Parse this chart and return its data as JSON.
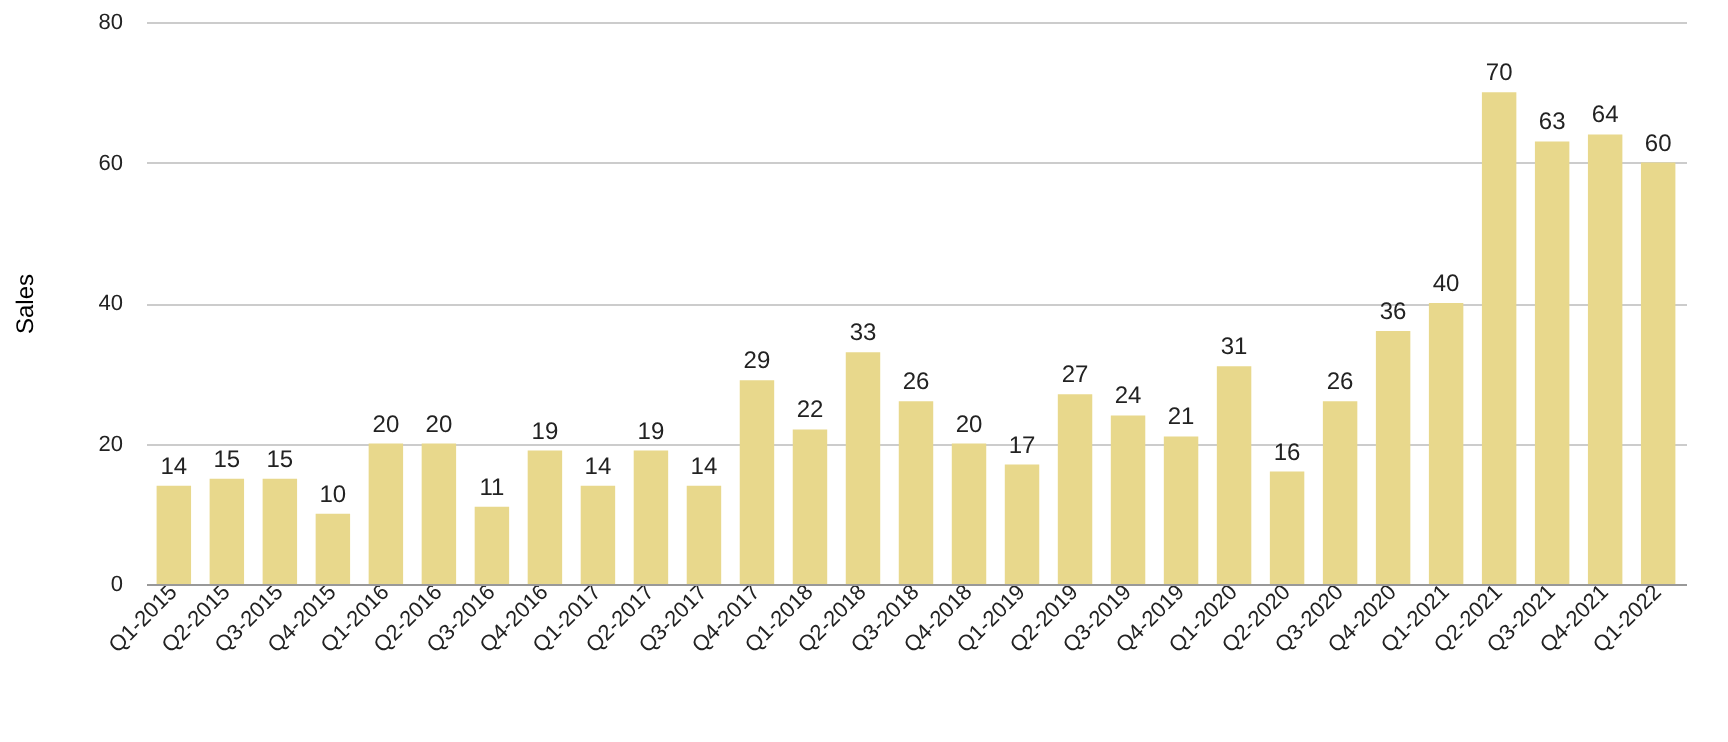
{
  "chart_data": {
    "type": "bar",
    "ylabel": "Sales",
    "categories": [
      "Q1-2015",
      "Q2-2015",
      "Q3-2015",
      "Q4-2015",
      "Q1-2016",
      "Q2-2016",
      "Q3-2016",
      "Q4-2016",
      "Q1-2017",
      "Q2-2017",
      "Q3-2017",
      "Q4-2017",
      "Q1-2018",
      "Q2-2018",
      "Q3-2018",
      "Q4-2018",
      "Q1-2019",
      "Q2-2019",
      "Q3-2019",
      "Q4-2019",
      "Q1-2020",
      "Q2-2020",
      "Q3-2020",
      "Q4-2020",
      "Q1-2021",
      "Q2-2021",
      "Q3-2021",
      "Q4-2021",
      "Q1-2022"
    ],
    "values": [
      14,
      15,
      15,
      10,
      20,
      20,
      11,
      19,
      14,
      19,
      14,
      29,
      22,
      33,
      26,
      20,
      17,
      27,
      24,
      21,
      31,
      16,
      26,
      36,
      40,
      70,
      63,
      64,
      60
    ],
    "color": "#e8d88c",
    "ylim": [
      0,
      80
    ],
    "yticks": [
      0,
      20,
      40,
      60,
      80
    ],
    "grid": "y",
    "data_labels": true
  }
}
################
*Exercise aim*: Quote all of the entries word for word, omitting any pictures.

*Response below*:
Parse this chart and return its data as JSON.
{
  "chart_data": {
    "type": "bar",
    "ylabel": "Sales",
    "categories": [
      "Q1-2015",
      "Q2-2015",
      "Q3-2015",
      "Q4-2015",
      "Q1-2016",
      "Q2-2016",
      "Q3-2016",
      "Q4-2016",
      "Q1-2017",
      "Q2-2017",
      "Q3-2017",
      "Q4-2017",
      "Q1-2018",
      "Q2-2018",
      "Q3-2018",
      "Q4-2018",
      "Q1-2019",
      "Q2-2019",
      "Q3-2019",
      "Q4-2019",
      "Q1-2020",
      "Q2-2020",
      "Q3-2020",
      "Q4-2020",
      "Q1-2021",
      "Q2-2021",
      "Q3-2021",
      "Q4-2021",
      "Q1-2022"
    ],
    "values": [
      14,
      15,
      15,
      10,
      20,
      20,
      11,
      19,
      14,
      19,
      14,
      29,
      22,
      33,
      26,
      20,
      17,
      27,
      24,
      21,
      31,
      16,
      26,
      36,
      40,
      70,
      63,
      64,
      60
    ],
    "color": "#e8d88c",
    "ylim": [
      0,
      80
    ],
    "yticks": [
      0,
      20,
      40,
      60,
      80
    ],
    "grid": "y",
    "data_labels": true
  }
}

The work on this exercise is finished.